■ AIM OF THE EXERCISE ■
Transcribe every line of the listing below without any deviation.
************
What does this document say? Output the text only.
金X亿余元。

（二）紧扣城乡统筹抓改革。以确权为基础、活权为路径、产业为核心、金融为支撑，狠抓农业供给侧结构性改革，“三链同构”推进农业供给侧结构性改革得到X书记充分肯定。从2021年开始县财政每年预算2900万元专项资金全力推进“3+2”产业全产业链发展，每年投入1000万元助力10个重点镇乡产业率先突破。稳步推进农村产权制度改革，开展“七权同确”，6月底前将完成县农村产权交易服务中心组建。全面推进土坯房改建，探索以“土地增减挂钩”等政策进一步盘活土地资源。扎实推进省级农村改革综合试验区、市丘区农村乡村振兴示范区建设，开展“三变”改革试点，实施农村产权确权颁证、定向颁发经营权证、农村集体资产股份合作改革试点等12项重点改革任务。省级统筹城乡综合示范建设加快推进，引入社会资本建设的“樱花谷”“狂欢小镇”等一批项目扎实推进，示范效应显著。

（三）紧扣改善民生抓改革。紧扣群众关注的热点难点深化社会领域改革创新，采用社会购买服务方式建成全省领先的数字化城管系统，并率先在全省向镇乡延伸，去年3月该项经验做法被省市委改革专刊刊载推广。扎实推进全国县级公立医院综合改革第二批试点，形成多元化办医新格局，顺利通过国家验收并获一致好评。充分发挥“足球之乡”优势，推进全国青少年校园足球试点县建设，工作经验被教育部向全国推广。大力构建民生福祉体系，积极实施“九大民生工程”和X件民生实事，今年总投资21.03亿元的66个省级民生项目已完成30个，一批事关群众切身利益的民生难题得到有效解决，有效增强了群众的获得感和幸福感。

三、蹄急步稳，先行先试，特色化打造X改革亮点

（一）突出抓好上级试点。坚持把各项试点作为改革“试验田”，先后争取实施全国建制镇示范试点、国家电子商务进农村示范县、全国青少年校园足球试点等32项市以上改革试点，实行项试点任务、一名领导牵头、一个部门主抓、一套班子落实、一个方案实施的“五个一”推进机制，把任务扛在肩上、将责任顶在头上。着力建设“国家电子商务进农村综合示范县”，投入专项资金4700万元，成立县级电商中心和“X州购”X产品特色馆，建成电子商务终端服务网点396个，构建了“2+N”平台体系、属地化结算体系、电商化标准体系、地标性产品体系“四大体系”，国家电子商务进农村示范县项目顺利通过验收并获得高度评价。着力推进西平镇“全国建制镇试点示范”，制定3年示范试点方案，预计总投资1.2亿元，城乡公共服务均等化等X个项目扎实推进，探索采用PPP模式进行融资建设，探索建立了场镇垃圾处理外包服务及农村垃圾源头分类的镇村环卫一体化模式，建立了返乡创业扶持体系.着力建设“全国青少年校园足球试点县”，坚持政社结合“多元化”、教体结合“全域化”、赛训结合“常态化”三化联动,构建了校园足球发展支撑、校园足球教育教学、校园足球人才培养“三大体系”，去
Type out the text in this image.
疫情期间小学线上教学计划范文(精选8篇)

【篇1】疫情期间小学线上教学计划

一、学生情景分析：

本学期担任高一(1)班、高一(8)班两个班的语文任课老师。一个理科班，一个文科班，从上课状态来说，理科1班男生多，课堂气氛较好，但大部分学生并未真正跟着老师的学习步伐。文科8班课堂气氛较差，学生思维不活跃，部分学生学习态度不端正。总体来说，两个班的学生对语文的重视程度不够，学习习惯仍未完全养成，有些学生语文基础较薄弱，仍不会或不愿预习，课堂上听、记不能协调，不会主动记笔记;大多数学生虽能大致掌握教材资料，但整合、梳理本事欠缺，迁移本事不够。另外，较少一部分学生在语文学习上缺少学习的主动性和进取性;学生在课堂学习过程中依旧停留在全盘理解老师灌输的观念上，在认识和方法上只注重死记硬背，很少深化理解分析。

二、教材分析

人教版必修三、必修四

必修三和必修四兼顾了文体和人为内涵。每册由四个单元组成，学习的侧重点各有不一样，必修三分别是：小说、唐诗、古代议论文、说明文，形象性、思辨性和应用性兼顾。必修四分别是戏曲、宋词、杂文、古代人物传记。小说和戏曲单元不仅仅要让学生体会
************
■ ANSWER TO THIS TASK ■
What does this document say? Output the text only.
金X亿余元。

（二）紧扣城乡统筹抓改革。以确权为基础、活权为路径、产业为核心、金融为支撑，狠抓农业供给侧结构性改革，“三链同构”推进农业供给侧结构性改革得到X书记充分肯定。从2021年开始县财政每年预算2900万元专项资金全力推进“3+2”产业全产业链发展，每年投入1000万元助力10个重点镇乡产业率先突破。稳步推进农村产权制度改革，开展“七权同确”，6月底前将完成县农村产权交易服务中心组建。全面推进土坯房改建，探索以“土地增减挂钩”等政策进一步盘活土地资源。扎实推进省级农村改革综合试验区、市丘区农村乡村振兴示范区建设，开展“三变”改革试点，实施农村产权确权颁证、定向颁发经营权证、农村集体资产股份合作改革试点等12项重点改革任务。省级统筹城乡综合示范建设加快推进，引入社会资本建设的“樱花谷”“狂欢小镇”等一批项目扎实推进，示范效应显著。

（三）紧扣改善民生抓改革。紧扣群众关注的热点难点深化社会领域改革创新，采用社会购买服务方式建成全省领先的数字化城管系统，并率先在全省向镇乡延伸，去年3月该项经验做法被省市委改革专刊刊载推广。扎实推进全国县级公立医院综合改革第二批试点，形成多元化办医新格局，顺利通过国家验收并获一致好评。充分发挥“足球之乡”优势，推进全国青少年校园足球试点县建设，工作经验被教育部向全国推广。大力构建民生福祉体系，积极实施“九大民生工程”和X件民生实事，今年总投资21.03亿元的66个省级民生项目已完成30个，一批事关群众切身利益的民生难题得到有效解决，有效增强了群众的获得感和幸福感。

三、蹄急步稳，先行先试，特色化打造X改革亮点

（一）突出抓好上级试点。坚持把各项试点作为改革“试验田”，先后争取实施全国建制镇示范试点、国家电子商务进农村示范县、全国青少年校园足球试点等32项市以上改革试点，实行项试点任务、一名领导牵头、一个部门主抓、一套班子落实、一个方案实施的“五个一”推进机制，把任务扛在肩上、将责任顶在头上。着力建设“国家电子商务进农村综合示范县”，投入专项资金4700万元，成立县级电商中心和“X州购”X产品特色馆，建成电子商务终端服务网点396个，构建了“2+N”平台体系、属地化结算体系、电商化标准体系、地标性产品体系“四大体系”，国家电子商务进农村示范县项目顺利通过验收并获得高度评价。着力推进西平镇“全国建制镇试点示范”，制定3年示范试点方案，预计总投资1.2亿元，城乡公共服务均等化等X个项目扎实推进，探索采用PPP模式进行融资建设，探索建立了场镇垃圾处理外包服务及农村垃圾源头分类的镇村环卫一体化模式，建立了返乡创业扶持体系.着力建设“全国青少年校园足球试点县”，坚持政社结合“多元化”、教体结合“全域化”、赛训结合“常态化”三化联动,构建了校园足球发展支撑、校园足球教育教学、校园足球人才培养“三大体系”，去
Type out the text in this image.
疫情期间小学线上教学计划范文(精选8篇)

【篇1】疫情期间小学线上教学计划

一、学生情景分析：

本学期担任高一(1)班、高一(8)班两个班的语文任课老师。一个理科班，一个文科班，从上课状态来说，理科1班男生多，课堂气氛较好，但大部分学生并未真正跟着老师的学习步伐。文科8班课堂气氛较差，学生思维不活跃，部分学生学习态度不端正。总体来说，两个班的学生对语文的重视程度不够，学习习惯仍未完全养成，有些学生语文基础较薄弱，仍不会或不愿预习，课堂上听、记不能协调，不会主动记笔记;大多数学生虽能大致掌握教材资料，但整合、梳理本事欠缺，迁移本事不够。另外，较少一部分学生在语文学习上缺少学习的主动性和进取性;学生在课堂学习过程中依旧停留在全盘理解老师灌输的观念上，在认识和方法上只注重死记硬背，很少深化理解分析。

二、教材分析

人教版必修三、必修四

必修三和必修四兼顾了文体和人为内涵。每册由四个单元组成，学习的侧重点各有不一样，必修三分别是：小说、唐诗、古代议论文、说明文，形象性、思辨性和应用性兼顾。必修四分别是戏曲、宋词、杂文、古代人物传记。小说和戏曲单元不仅仅要让学生体会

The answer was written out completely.